* _SET PROBLEM_
Search the data for the word "JSON" and copy every line that contains it.

[begin INFORMATION SUPPLIED]

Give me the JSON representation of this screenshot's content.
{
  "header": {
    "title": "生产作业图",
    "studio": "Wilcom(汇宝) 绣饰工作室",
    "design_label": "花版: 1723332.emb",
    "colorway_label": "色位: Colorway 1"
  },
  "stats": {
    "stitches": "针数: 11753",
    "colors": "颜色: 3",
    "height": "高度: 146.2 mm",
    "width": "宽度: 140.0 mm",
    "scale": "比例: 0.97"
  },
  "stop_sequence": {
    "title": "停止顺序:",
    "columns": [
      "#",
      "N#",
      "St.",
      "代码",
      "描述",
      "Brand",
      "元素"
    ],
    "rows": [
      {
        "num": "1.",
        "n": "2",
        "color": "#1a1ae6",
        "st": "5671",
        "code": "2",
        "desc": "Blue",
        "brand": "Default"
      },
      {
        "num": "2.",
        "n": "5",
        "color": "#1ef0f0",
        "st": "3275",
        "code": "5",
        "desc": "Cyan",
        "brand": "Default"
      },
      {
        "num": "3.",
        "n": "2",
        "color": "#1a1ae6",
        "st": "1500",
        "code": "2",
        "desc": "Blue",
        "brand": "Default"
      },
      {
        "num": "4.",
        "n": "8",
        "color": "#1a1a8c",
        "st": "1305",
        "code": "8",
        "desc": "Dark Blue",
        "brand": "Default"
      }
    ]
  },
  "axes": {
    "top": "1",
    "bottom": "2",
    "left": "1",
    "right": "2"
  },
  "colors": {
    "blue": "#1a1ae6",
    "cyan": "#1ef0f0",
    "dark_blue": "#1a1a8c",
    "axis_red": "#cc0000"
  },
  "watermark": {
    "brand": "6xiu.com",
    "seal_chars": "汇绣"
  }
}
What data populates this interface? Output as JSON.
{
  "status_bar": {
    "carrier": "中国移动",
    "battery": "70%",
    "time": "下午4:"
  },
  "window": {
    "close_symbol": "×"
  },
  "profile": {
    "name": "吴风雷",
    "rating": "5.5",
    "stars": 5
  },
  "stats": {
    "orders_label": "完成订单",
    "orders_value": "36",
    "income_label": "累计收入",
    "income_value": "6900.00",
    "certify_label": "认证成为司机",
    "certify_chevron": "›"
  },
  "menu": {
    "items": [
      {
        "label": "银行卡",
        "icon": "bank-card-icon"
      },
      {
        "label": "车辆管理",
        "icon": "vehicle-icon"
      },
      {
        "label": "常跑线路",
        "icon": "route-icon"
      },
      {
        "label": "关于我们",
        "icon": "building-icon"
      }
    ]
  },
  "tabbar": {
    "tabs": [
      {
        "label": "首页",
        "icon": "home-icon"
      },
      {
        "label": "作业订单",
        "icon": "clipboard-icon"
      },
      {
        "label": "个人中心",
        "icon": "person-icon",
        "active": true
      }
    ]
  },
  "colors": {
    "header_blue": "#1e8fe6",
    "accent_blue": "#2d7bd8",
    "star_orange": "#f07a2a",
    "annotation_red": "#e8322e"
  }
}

[end INFORMATION SUPPLIED]

* _THE SOLUTION_
Give me the JSON representation of this screenshot's content.
What data populates this interface? Output as JSON.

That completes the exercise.